Find every line in the listing below that contains the string "with" and copy each of those lines. Matching is case-sensitive.

[Start Given entries]

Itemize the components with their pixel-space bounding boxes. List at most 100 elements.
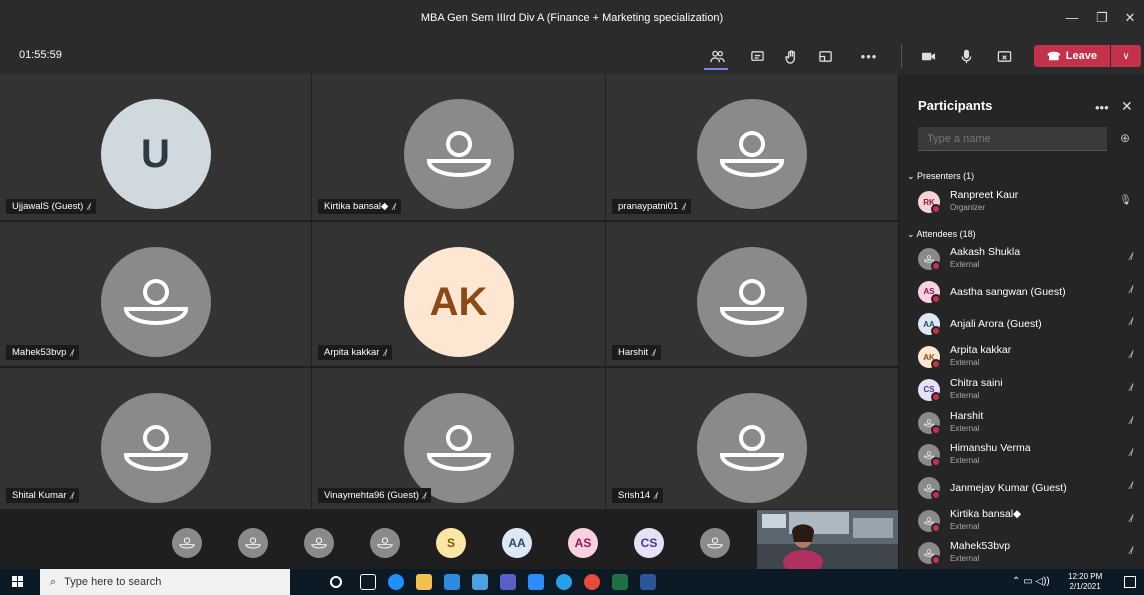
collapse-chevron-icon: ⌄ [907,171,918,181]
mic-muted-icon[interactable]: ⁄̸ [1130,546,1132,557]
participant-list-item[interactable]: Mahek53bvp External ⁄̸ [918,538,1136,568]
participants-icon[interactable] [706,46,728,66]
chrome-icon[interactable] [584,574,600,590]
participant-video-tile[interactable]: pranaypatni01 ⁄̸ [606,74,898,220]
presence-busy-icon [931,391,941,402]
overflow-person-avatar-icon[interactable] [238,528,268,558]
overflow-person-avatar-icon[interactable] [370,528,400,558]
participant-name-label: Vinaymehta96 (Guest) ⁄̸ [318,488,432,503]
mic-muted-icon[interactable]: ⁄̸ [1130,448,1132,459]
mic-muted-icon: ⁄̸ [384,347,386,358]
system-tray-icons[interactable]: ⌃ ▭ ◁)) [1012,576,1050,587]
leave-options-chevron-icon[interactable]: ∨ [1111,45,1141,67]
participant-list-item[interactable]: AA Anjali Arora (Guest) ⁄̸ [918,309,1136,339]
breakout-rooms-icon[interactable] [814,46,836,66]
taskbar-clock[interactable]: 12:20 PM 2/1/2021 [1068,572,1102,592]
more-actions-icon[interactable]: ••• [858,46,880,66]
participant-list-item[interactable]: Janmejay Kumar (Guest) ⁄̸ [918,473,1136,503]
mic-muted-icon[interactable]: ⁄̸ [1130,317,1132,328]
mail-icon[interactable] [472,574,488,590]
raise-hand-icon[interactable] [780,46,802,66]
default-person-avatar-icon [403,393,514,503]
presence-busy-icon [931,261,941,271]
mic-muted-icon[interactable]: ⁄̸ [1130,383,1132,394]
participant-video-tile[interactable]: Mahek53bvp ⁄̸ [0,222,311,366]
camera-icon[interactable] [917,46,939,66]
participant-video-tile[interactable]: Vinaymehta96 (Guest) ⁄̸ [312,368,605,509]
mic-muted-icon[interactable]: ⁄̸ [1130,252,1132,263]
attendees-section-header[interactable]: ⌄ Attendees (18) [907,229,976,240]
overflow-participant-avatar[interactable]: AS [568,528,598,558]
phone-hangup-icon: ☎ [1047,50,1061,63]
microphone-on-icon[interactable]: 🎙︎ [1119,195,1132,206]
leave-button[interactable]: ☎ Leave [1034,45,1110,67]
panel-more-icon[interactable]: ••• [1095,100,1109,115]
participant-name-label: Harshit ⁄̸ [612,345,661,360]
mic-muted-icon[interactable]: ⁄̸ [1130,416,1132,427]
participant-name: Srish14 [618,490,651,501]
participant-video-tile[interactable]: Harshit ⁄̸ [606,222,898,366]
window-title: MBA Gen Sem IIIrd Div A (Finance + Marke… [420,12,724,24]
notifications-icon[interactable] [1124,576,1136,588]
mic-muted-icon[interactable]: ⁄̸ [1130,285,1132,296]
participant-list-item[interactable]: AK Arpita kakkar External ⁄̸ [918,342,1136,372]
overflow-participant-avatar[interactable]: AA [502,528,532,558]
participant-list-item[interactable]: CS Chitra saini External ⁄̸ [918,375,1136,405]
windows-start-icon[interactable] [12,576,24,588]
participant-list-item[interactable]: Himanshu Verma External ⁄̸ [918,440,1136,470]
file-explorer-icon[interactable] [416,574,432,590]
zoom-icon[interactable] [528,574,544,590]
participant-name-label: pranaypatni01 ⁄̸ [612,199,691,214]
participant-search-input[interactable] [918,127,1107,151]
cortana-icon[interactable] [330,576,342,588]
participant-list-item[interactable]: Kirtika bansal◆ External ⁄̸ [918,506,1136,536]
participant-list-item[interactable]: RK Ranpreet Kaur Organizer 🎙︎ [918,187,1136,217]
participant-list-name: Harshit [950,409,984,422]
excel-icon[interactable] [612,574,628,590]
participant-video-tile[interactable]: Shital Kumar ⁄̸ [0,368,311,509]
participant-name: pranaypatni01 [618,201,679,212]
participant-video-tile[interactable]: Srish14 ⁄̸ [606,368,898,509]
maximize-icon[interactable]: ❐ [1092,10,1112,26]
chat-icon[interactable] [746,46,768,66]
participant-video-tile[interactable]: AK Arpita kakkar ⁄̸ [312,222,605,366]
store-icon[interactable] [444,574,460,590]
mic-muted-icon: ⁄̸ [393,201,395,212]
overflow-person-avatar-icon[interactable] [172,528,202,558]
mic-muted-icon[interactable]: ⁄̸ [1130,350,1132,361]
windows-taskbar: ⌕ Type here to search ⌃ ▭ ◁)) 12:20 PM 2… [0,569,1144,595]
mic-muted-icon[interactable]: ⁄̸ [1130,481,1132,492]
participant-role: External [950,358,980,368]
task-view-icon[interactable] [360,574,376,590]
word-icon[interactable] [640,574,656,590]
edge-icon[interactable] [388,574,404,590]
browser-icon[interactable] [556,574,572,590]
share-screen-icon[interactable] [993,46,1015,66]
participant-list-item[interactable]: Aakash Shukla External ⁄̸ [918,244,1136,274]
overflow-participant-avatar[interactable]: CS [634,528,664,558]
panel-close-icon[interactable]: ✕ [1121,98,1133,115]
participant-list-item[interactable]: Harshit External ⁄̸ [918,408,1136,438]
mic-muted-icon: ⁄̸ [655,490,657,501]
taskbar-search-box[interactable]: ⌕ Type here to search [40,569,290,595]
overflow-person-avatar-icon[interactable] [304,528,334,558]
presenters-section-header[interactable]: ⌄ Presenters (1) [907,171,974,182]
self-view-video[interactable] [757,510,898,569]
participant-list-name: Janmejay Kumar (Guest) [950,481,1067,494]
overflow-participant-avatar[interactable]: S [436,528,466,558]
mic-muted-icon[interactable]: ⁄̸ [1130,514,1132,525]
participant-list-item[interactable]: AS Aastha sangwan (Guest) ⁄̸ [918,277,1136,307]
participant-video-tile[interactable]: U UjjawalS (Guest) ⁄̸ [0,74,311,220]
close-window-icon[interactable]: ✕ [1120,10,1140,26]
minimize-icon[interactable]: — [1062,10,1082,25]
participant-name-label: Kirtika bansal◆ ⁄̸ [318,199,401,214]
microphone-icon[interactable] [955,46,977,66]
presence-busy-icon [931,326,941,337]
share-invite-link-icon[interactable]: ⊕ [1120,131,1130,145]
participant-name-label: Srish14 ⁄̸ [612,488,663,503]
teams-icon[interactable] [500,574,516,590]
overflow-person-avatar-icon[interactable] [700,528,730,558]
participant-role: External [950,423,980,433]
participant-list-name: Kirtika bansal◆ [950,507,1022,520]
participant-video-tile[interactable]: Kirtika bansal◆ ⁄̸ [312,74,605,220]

[End Given entries]
[Start Given entries]

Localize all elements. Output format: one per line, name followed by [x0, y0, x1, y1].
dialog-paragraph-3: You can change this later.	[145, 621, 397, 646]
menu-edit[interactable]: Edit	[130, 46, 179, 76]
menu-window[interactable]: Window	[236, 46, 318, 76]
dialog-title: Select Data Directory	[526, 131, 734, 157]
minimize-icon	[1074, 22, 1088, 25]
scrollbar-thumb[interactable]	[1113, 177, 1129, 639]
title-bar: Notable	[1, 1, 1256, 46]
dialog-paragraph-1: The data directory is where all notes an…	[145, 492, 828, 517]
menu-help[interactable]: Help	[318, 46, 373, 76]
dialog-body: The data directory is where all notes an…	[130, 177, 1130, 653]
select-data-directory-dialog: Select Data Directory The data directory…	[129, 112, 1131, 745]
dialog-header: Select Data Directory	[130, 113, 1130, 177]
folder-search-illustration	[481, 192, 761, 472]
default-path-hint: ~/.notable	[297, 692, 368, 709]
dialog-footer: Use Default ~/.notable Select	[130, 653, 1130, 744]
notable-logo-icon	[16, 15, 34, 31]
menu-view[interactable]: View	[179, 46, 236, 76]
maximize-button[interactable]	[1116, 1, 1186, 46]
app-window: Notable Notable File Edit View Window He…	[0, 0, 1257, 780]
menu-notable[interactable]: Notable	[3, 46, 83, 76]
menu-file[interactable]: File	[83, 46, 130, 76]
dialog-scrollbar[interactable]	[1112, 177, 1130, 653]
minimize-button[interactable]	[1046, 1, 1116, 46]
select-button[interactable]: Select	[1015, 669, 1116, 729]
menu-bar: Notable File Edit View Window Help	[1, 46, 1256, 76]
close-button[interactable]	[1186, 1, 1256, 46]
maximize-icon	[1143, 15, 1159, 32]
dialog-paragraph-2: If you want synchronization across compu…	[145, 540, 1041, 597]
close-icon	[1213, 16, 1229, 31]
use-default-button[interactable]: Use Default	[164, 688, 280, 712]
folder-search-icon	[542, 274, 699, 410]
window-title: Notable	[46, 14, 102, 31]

[End Given entries]
[Start Given entries]

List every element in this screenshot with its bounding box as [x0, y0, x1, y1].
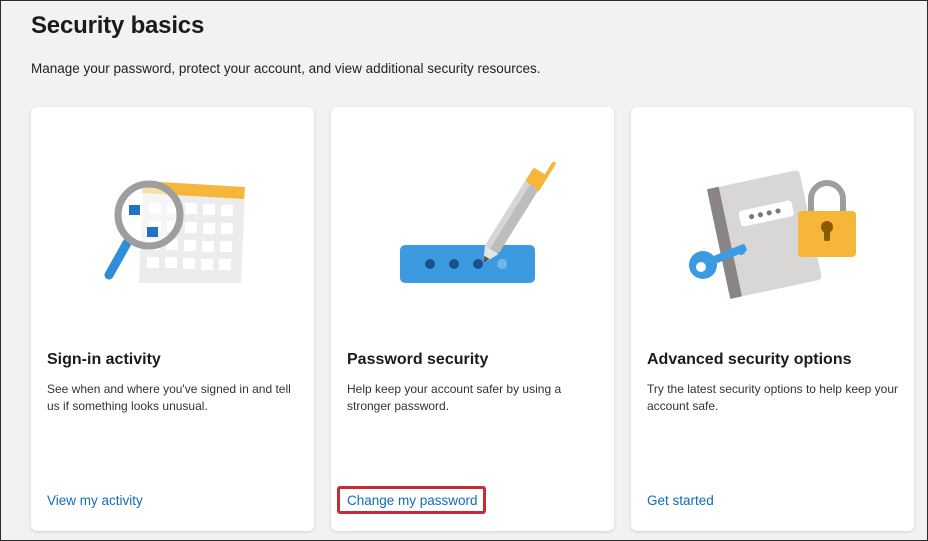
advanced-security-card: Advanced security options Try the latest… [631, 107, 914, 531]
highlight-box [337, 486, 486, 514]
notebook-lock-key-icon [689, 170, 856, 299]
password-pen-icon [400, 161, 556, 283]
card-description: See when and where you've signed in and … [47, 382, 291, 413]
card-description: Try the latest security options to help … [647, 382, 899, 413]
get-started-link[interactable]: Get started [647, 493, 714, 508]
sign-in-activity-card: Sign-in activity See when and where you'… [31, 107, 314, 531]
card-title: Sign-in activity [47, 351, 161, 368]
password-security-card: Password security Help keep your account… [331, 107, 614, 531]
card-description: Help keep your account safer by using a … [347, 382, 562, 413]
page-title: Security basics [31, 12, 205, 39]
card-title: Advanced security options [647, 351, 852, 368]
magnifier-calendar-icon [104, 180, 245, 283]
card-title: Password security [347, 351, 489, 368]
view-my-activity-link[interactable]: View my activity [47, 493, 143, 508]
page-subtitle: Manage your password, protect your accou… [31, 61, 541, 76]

[End Given entries]

» Exercise result:
Itemize the components with their pixel-space bounding boxes. List at most 100 elements.
List every element in this screenshot with its bounding box as [x0, y0, x1, y1].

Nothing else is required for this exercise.